▶ [Entries from a dataset]:
::::

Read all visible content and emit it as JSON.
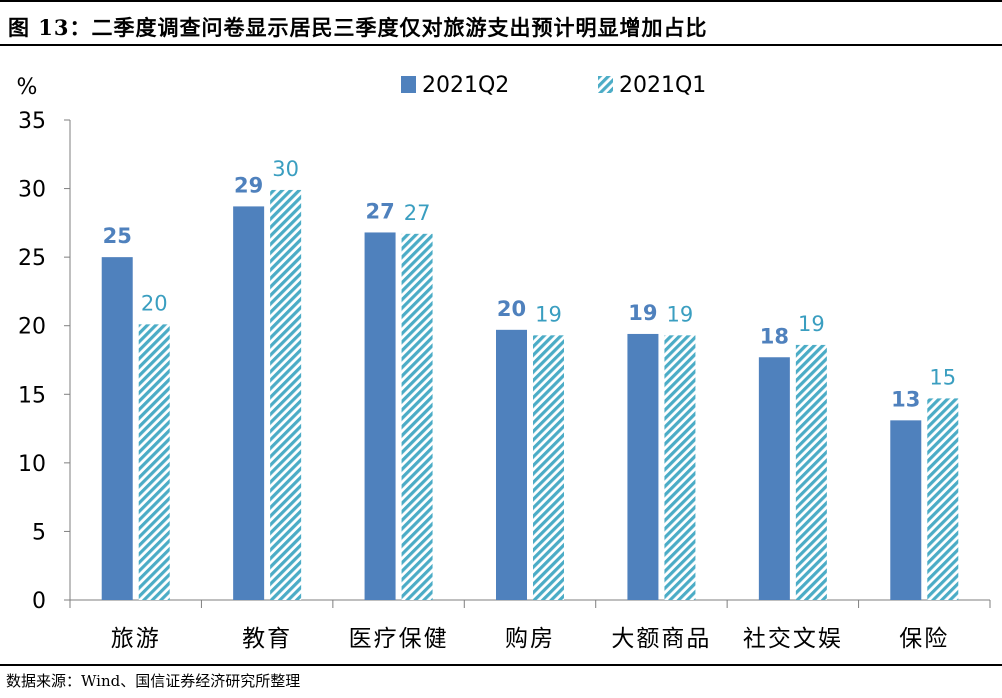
{
  "title": "图 13：二季度调查问卷显示居民三季度仅对旅游支出预计明显增加占比",
  "source": "数据来源：Wind、国信证券经济研究所整理",
  "colors": {
    "series_1": "#4f81bd",
    "series_2_stripe": "#4bacc6",
    "label_2": "#3a9ec0",
    "axis": "#7f7f7f"
  },
  "chart_data": {
    "type": "bar",
    "title": "",
    "xlabel": "",
    "ylabel": "%",
    "ylim": [
      0,
      35
    ],
    "yticks": [
      0,
      5,
      10,
      15,
      20,
      25,
      30,
      35
    ],
    "grid": false,
    "legend_position": "top",
    "categories": [
      "旅游",
      "教育",
      "医疗保健",
      "购房",
      "大额商品",
      "社交文娱",
      "保险"
    ],
    "series": [
      {
        "name": "2021Q2",
        "values": [
          25,
          28.7,
          26.8,
          19.7,
          19.4,
          17.7,
          13.1
        ],
        "labels": [
          "25",
          "29",
          "27",
          "20",
          "19",
          "18",
          "13"
        ],
        "pattern": "solid"
      },
      {
        "name": "2021Q1",
        "values": [
          20.1,
          29.9,
          26.7,
          19.3,
          19.3,
          18.6,
          14.7
        ],
        "labels": [
          "20",
          "30",
          "27",
          "19",
          "19",
          "19",
          "15"
        ],
        "pattern": "hatched"
      }
    ]
  }
}
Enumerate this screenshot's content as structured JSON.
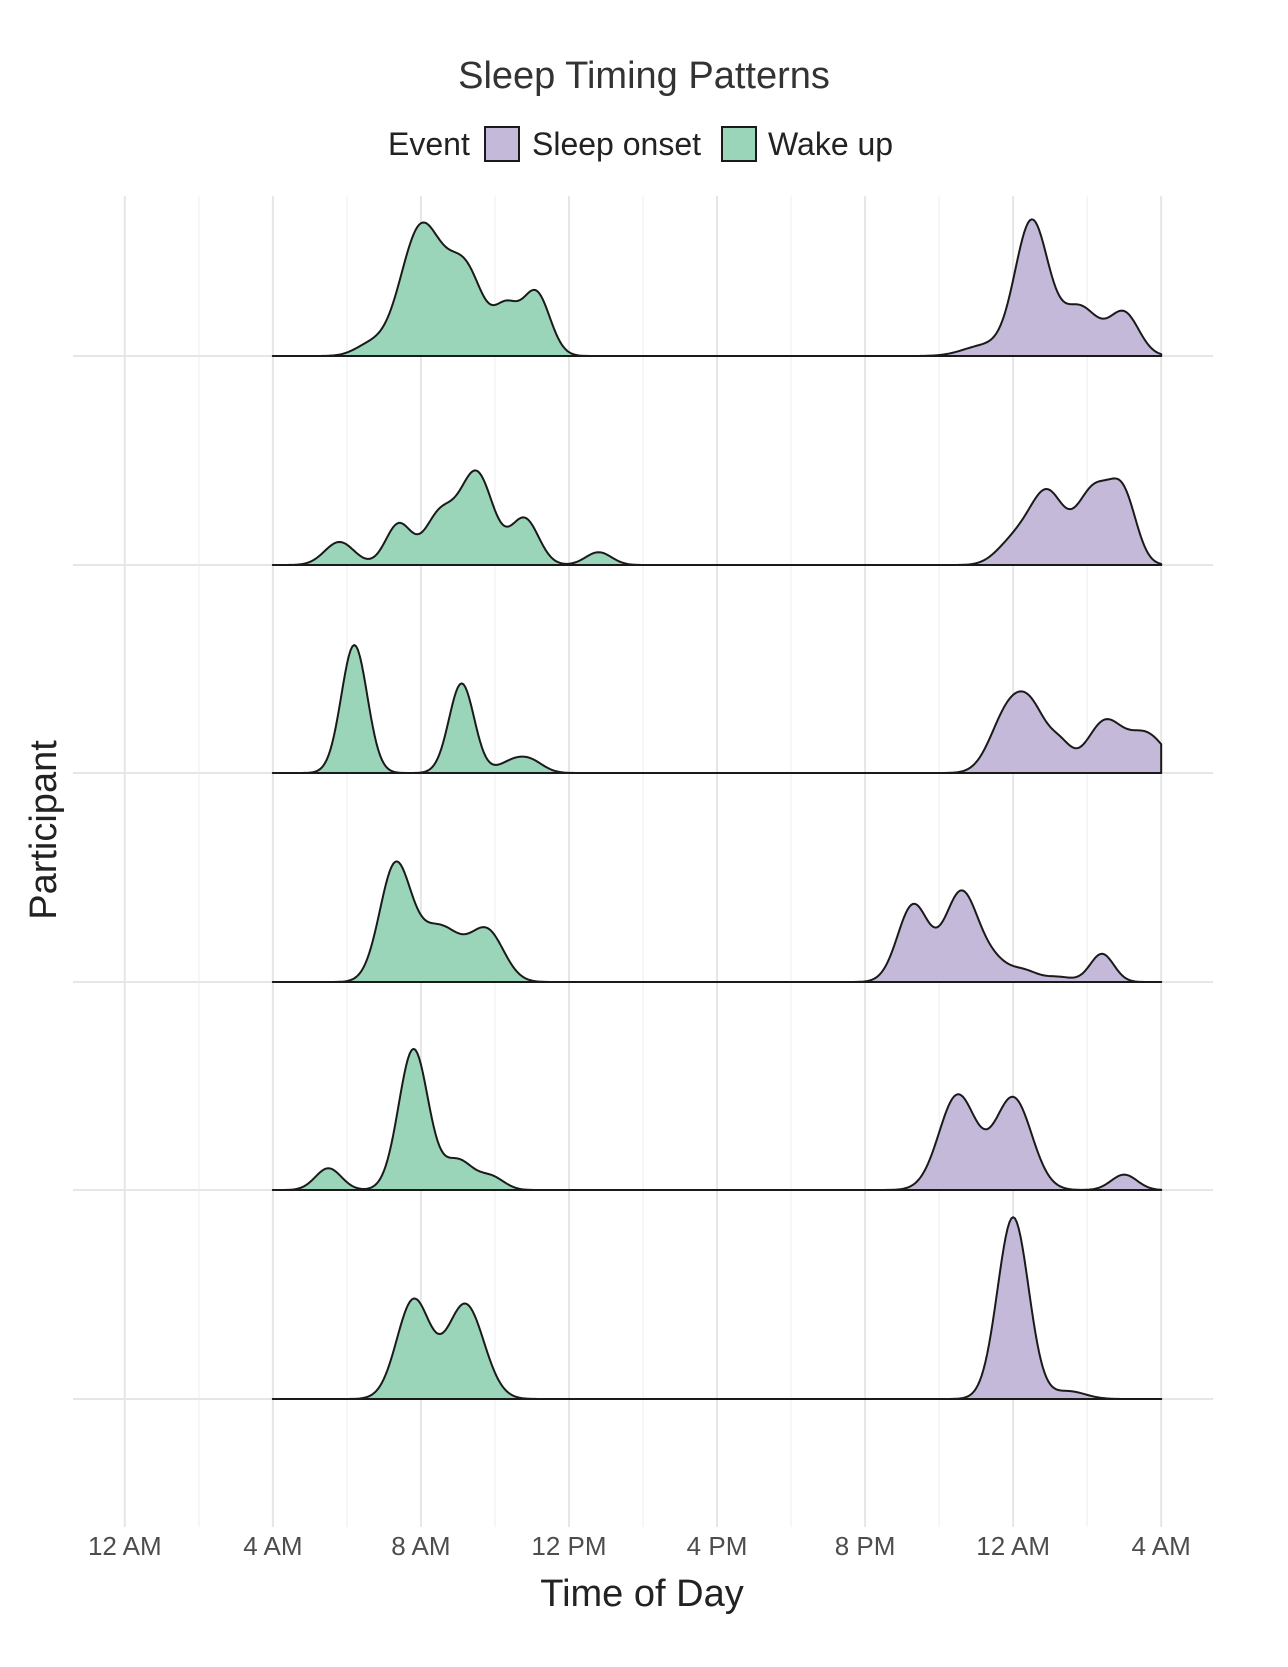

::::

▶ [Stated task]: Copy out each line exactly, without the pictures.

▶ [Answer]:
Read all visible content and emit it as JSON.
{
  "title": "图 13：二季度调查问卷显示居民三季度仅对旅游支出预计明显增加占比",
  "source": "数据来源：Wind、国信证券经济研究所整理",
  "colors": {
    "series_1": "#4f81bd",
    "series_2_stripe": "#4bacc6",
    "label_2": "#3a9ec0",
    "axis": "#7f7f7f"
  },
  "chart_data": {
    "type": "bar",
    "title": "",
    "xlabel": "",
    "ylabel": "%",
    "ylim": [
      0,
      35
    ],
    "yticks": [
      0,
      5,
      10,
      15,
      20,
      25,
      30,
      35
    ],
    "grid": false,
    "legend_position": "top",
    "categories": [
      "旅游",
      "教育",
      "医疗保健",
      "购房",
      "大额商品",
      "社交文娱",
      "保险"
    ],
    "series": [
      {
        "name": "2021Q2",
        "values": [
          25,
          28.7,
          26.8,
          19.7,
          19.4,
          17.7,
          13.1
        ],
        "labels": [
          "25",
          "29",
          "27",
          "20",
          "19",
          "18",
          "13"
        ],
        "pattern": "solid"
      },
      {
        "name": "2021Q1",
        "values": [
          20.1,
          29.9,
          26.7,
          19.3,
          19.3,
          18.6,
          14.7
        ],
        "labels": [
          "20",
          "30",
          "27",
          "19",
          "19",
          "19",
          "15"
        ],
        "pattern": "hatched"
      }
    ]
  }
}
Enumerate this screenshot's content as structured JSON.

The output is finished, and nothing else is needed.